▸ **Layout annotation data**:
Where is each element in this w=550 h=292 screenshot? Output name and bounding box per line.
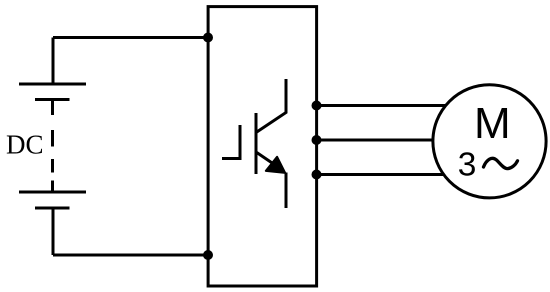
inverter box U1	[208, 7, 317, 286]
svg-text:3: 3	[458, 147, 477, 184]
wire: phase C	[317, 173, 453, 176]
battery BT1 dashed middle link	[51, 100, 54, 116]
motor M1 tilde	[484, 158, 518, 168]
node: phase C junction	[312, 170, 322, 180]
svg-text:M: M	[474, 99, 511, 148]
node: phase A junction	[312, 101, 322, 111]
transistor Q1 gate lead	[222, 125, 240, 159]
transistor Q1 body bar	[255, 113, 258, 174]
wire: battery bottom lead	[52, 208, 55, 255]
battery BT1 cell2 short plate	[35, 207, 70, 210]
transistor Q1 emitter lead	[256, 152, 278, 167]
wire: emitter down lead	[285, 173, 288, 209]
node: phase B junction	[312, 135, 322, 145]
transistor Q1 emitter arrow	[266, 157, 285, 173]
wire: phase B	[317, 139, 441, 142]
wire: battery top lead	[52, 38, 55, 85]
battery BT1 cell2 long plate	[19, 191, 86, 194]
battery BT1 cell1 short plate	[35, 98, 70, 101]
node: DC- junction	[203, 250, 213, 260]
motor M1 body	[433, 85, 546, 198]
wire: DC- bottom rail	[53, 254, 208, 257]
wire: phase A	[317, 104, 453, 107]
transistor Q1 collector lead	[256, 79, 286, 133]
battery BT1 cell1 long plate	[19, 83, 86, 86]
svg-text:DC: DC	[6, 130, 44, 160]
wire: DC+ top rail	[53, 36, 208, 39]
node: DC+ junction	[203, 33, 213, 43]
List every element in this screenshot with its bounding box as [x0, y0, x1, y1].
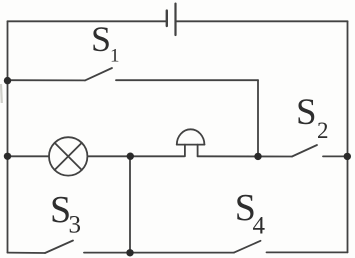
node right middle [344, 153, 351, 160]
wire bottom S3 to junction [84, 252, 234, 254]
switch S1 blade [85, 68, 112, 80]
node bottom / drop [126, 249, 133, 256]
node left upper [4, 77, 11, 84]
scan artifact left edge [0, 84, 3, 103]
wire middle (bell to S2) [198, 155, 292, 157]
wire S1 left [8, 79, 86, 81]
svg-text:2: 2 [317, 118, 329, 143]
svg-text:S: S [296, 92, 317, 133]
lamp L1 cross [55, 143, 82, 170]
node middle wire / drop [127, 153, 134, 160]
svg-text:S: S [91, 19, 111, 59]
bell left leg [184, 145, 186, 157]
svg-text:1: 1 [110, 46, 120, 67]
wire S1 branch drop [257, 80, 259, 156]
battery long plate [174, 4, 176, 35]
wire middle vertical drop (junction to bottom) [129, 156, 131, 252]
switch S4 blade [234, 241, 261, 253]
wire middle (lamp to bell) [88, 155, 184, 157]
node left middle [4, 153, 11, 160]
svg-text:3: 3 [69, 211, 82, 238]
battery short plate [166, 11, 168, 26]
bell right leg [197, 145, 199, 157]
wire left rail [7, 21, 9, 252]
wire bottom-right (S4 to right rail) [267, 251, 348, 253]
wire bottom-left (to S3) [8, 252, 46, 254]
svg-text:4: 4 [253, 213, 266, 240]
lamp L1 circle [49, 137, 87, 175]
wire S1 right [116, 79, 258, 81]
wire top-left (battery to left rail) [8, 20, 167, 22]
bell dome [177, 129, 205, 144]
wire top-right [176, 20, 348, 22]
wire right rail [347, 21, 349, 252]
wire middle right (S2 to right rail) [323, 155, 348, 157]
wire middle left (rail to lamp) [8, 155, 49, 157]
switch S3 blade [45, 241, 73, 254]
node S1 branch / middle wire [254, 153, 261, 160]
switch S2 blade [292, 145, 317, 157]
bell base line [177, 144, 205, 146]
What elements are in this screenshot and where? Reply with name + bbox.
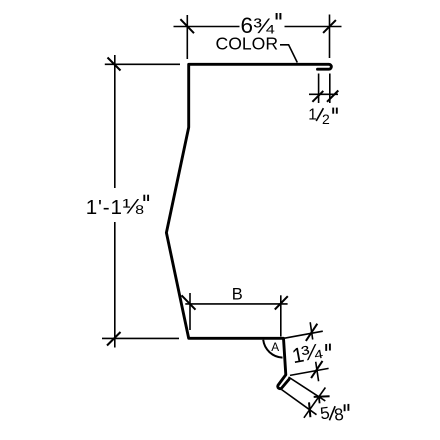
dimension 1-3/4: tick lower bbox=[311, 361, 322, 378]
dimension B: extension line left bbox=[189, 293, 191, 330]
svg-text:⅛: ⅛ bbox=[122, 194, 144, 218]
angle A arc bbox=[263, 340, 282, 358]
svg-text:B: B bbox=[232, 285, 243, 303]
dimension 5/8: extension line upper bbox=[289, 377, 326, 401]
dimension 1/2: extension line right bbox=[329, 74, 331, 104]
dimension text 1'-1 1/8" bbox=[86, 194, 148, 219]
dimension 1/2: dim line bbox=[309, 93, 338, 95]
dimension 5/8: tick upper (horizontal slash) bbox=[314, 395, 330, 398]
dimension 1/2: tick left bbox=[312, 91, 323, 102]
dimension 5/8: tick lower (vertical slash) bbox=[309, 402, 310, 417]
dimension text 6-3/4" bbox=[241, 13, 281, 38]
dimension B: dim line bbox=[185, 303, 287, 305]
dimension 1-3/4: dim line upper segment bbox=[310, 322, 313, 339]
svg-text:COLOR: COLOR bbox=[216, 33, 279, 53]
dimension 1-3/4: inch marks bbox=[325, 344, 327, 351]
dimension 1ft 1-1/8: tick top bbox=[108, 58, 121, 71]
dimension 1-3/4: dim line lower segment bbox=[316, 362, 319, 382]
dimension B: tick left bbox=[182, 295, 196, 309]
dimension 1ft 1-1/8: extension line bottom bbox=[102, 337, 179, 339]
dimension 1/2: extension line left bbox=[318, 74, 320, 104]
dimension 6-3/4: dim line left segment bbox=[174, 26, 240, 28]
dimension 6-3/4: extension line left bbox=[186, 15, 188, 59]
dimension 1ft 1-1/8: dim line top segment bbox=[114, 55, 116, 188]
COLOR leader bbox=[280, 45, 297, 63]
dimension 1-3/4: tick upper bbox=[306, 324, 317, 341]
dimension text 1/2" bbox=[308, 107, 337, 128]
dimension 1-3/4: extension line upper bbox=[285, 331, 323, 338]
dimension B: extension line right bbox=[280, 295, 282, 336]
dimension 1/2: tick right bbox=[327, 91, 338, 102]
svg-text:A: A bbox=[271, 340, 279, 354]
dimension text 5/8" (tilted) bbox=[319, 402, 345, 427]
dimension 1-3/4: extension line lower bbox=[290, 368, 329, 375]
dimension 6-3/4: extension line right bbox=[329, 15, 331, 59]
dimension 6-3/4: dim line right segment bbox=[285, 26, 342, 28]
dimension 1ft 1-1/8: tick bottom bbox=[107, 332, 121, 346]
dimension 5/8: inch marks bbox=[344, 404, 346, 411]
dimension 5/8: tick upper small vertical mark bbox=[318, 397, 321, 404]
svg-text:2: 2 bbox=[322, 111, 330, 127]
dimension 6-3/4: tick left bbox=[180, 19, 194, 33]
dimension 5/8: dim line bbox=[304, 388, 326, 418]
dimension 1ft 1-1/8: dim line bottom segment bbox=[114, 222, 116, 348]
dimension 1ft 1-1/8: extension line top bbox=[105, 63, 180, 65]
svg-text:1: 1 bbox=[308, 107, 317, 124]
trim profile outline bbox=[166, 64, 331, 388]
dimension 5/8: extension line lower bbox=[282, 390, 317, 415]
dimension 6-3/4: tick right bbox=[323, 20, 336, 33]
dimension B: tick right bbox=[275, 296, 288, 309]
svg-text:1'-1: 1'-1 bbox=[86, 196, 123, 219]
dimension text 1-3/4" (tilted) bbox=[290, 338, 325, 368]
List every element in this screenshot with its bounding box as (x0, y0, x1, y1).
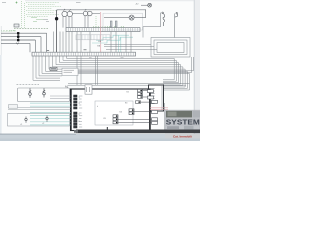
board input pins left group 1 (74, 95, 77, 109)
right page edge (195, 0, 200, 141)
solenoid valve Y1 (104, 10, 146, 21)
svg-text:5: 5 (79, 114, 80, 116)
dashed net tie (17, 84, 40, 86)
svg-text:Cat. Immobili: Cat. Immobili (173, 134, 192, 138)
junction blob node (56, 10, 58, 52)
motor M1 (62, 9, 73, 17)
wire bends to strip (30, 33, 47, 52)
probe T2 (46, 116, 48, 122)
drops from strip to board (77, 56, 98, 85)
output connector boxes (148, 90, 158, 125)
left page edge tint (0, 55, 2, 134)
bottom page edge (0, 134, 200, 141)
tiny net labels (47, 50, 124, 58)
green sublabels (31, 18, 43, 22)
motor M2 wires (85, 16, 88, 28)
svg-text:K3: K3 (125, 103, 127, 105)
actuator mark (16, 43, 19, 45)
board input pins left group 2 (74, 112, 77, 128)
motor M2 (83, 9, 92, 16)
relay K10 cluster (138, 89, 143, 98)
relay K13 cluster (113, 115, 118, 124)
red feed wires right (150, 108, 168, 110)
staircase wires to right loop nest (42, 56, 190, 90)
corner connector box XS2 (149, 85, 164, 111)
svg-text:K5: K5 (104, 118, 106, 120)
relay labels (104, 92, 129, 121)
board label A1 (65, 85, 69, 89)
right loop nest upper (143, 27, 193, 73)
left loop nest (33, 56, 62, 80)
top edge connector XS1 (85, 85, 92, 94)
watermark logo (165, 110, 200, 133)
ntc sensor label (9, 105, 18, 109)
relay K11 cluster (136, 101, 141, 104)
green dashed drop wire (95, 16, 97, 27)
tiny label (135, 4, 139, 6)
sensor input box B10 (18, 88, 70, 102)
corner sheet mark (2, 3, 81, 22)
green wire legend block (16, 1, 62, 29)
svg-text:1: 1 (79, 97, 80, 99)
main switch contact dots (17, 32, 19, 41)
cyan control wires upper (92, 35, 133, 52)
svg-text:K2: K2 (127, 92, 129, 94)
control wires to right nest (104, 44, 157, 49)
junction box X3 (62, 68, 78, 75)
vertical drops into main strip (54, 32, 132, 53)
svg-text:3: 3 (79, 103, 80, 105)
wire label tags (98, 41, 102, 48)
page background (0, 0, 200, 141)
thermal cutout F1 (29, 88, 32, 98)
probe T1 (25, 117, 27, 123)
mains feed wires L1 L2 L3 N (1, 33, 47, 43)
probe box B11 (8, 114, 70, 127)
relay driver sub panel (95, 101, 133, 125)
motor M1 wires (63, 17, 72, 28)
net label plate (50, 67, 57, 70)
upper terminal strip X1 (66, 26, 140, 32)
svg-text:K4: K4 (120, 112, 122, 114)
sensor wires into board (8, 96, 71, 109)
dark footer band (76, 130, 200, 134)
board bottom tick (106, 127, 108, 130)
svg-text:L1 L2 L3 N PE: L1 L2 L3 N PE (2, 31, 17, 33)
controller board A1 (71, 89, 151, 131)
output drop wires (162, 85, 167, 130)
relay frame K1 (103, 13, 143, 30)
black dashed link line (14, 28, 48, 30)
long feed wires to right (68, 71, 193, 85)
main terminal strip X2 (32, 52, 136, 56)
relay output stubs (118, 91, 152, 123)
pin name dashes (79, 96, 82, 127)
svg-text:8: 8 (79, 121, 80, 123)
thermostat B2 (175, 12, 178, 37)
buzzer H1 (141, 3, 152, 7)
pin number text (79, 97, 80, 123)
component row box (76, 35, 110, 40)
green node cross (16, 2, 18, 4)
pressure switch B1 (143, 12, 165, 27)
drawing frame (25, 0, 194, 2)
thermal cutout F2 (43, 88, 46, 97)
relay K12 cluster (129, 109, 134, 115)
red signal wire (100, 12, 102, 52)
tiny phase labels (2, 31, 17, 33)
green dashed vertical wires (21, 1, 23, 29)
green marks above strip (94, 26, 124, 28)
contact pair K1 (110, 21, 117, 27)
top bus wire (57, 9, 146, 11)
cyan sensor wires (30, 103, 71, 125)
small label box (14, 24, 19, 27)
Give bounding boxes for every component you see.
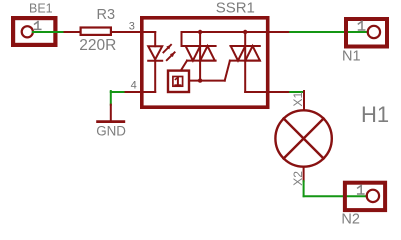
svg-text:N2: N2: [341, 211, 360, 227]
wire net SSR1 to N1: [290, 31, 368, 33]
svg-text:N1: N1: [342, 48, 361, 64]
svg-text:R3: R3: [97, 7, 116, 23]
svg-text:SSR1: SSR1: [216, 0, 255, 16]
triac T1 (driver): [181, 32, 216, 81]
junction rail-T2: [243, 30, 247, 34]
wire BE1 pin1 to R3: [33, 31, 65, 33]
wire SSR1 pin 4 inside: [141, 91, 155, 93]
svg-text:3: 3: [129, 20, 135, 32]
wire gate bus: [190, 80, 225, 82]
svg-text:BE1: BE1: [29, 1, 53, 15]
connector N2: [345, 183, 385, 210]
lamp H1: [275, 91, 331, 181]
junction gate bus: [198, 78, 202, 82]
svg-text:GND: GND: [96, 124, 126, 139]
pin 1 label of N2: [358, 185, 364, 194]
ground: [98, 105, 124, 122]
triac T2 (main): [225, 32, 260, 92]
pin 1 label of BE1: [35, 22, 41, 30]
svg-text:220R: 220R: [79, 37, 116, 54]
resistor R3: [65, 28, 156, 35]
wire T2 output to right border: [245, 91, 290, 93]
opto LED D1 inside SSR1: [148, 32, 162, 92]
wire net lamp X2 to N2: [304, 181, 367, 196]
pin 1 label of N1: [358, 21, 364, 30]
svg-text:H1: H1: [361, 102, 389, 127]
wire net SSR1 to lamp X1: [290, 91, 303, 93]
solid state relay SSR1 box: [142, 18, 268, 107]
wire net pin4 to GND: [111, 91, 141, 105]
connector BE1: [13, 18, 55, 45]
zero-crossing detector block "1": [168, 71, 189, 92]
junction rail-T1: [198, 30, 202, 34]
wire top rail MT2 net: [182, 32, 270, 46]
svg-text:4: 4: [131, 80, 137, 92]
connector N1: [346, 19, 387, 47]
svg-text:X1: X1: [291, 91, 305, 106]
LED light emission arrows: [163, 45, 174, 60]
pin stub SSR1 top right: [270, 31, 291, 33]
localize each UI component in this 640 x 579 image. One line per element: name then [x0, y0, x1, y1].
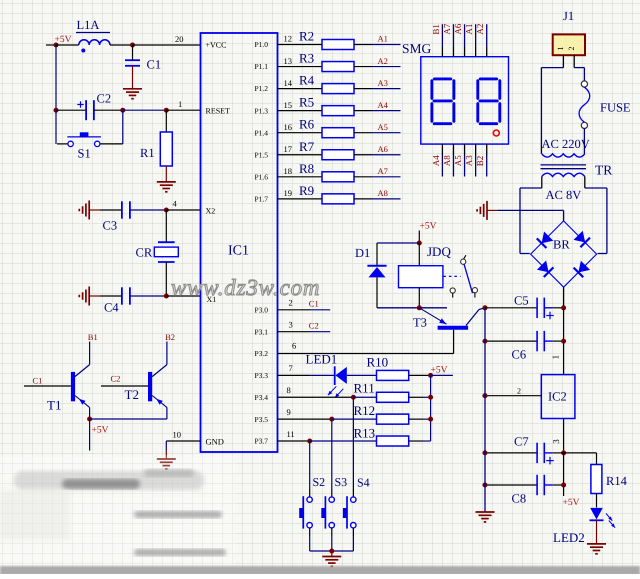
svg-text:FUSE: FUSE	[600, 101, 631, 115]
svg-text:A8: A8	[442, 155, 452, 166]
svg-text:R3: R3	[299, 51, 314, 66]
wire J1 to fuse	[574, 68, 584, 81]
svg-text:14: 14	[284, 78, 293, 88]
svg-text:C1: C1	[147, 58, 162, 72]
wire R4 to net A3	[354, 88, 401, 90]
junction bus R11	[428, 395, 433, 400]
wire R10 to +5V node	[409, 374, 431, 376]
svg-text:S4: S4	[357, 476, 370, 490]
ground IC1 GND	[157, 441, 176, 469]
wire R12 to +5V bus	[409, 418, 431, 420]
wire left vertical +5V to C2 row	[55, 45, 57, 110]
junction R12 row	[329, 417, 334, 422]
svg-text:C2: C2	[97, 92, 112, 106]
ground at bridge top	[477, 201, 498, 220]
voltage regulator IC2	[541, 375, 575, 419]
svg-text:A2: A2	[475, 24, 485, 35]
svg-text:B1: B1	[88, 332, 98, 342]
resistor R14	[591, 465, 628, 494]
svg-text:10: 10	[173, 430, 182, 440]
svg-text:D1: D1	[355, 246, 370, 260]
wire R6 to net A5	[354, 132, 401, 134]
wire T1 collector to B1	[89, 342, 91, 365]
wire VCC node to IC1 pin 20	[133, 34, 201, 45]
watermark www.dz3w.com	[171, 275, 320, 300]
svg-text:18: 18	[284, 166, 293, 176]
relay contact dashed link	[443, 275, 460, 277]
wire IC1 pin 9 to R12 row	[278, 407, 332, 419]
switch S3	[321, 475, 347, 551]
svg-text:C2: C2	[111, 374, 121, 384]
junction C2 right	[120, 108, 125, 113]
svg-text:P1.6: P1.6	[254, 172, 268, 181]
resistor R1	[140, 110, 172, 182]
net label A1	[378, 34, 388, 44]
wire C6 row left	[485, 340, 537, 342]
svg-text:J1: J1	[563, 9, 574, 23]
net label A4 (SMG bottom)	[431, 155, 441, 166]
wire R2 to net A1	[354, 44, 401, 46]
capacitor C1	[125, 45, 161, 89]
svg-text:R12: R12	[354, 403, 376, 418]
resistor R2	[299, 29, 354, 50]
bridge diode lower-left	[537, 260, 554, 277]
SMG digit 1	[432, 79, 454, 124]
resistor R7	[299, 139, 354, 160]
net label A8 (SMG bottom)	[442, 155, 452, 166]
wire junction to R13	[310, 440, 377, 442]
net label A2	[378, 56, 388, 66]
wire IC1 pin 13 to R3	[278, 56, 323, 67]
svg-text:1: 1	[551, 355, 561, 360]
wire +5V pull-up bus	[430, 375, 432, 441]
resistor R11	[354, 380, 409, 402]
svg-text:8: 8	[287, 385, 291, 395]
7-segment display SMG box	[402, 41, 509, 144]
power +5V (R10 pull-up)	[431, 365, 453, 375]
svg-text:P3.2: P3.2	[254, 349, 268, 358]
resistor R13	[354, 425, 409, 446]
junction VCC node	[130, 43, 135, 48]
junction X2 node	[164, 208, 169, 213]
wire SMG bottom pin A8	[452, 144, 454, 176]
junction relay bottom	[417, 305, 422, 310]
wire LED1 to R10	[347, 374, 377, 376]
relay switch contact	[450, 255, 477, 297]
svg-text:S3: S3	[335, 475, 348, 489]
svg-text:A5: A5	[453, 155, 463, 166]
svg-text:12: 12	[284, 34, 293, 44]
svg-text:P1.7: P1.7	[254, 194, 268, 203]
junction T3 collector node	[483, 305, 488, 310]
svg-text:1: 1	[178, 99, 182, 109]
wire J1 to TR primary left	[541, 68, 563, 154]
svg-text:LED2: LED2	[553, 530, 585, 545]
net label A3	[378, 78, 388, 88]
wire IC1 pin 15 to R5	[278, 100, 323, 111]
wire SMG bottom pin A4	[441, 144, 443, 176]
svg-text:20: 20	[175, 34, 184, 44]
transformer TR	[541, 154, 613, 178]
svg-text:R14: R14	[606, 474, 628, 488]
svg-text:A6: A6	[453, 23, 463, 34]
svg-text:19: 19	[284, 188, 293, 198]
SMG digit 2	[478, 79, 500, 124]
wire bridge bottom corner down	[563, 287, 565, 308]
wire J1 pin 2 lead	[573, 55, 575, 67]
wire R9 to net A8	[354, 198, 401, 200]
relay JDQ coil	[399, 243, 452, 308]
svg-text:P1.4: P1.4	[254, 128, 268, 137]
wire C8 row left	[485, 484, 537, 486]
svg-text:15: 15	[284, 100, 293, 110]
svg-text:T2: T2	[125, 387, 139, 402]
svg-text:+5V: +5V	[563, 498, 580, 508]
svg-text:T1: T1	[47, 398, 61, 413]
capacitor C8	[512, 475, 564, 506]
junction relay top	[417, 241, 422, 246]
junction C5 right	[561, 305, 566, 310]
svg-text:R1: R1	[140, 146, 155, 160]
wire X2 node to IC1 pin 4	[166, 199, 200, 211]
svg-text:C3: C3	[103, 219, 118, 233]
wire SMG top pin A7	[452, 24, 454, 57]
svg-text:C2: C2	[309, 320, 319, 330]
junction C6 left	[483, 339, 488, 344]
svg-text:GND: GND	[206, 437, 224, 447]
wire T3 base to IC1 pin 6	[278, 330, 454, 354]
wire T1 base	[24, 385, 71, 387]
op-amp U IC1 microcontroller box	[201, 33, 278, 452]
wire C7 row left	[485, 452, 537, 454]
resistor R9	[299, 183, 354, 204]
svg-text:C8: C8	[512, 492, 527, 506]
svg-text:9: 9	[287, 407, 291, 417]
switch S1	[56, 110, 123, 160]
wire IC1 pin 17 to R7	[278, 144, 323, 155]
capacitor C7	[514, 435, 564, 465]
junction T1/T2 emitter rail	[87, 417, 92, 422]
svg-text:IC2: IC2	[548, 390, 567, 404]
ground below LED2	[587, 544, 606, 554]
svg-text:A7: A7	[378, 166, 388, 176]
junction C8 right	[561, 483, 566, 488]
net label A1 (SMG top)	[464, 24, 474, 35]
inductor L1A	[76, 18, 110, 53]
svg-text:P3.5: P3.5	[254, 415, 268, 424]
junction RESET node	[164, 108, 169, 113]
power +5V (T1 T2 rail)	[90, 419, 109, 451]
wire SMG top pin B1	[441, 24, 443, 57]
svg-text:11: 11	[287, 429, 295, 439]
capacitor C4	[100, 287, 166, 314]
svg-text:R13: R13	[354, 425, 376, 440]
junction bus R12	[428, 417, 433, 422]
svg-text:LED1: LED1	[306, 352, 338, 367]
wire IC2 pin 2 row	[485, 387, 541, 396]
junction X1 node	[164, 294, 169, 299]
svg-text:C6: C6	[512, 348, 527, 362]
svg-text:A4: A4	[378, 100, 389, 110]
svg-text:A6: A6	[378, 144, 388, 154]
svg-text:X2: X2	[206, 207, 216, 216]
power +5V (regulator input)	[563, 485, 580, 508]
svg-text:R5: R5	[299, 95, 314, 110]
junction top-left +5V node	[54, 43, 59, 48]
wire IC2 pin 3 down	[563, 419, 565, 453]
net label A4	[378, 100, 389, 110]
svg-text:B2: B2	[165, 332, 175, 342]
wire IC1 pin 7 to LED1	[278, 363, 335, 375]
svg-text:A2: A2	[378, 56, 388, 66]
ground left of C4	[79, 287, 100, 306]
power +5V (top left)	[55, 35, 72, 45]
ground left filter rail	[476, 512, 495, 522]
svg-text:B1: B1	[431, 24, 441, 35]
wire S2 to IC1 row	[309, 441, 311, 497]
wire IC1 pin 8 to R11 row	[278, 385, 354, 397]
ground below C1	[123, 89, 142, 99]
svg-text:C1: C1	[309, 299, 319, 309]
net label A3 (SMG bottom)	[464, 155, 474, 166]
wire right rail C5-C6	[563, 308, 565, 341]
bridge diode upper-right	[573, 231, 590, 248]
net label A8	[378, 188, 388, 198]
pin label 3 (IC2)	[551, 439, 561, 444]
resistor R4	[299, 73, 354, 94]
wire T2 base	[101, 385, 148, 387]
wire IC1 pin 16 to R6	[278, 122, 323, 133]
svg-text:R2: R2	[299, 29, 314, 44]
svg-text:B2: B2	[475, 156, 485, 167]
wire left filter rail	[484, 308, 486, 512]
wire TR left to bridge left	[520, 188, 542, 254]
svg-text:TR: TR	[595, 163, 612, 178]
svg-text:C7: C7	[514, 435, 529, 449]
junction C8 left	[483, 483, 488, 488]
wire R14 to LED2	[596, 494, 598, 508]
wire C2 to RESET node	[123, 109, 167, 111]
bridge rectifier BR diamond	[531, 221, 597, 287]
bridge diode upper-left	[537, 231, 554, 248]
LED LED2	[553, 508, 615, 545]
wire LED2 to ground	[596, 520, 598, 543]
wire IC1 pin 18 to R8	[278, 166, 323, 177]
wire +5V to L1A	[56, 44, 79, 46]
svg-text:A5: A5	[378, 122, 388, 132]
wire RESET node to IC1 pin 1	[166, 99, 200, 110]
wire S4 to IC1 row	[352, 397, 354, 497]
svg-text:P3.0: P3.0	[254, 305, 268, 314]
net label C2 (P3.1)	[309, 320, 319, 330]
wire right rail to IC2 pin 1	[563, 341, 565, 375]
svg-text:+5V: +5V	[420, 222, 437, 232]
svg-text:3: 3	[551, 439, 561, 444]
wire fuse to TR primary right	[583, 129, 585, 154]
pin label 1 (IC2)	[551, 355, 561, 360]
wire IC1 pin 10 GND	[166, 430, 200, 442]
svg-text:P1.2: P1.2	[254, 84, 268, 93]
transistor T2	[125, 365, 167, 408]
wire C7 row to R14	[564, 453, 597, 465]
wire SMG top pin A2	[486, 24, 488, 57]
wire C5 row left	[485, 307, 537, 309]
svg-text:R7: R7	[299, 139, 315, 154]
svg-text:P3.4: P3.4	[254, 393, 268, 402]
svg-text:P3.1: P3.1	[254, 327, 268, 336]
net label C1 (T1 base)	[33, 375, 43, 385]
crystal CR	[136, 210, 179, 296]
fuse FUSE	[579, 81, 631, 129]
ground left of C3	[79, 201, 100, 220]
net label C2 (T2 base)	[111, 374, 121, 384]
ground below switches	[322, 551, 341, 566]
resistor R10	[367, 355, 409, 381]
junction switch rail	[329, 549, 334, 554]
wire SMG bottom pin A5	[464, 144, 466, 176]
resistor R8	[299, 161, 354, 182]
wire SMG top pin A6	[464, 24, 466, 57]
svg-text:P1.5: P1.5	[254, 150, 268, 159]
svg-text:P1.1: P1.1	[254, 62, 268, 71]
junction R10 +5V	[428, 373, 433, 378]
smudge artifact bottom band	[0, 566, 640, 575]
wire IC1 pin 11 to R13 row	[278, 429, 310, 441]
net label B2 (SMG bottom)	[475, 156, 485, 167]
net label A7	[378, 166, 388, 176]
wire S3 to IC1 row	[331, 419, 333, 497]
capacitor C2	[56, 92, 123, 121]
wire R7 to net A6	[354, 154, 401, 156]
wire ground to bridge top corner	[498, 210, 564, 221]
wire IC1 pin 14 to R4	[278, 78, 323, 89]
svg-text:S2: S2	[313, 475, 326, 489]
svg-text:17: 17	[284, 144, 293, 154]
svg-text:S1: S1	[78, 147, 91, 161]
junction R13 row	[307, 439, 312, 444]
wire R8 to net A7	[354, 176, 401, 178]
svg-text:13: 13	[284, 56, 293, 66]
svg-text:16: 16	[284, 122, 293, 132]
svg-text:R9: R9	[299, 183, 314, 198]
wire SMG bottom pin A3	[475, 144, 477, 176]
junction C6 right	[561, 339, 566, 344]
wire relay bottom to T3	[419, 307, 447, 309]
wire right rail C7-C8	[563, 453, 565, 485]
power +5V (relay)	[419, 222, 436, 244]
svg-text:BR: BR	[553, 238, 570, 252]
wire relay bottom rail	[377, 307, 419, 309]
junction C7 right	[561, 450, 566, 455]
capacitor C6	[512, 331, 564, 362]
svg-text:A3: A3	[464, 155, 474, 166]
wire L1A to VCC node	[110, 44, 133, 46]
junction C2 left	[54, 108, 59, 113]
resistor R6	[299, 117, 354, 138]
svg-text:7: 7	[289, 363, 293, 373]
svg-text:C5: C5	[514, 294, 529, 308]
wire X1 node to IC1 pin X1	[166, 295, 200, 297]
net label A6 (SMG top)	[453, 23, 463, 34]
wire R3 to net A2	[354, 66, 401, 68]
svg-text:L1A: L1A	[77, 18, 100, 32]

▸ **EXERCISE REQUIREMENTS**:
Count the lines in the records that contain the string "watermark", matching case exactly, and give only the number.

▸ **SOLVED PROBLEM**:
2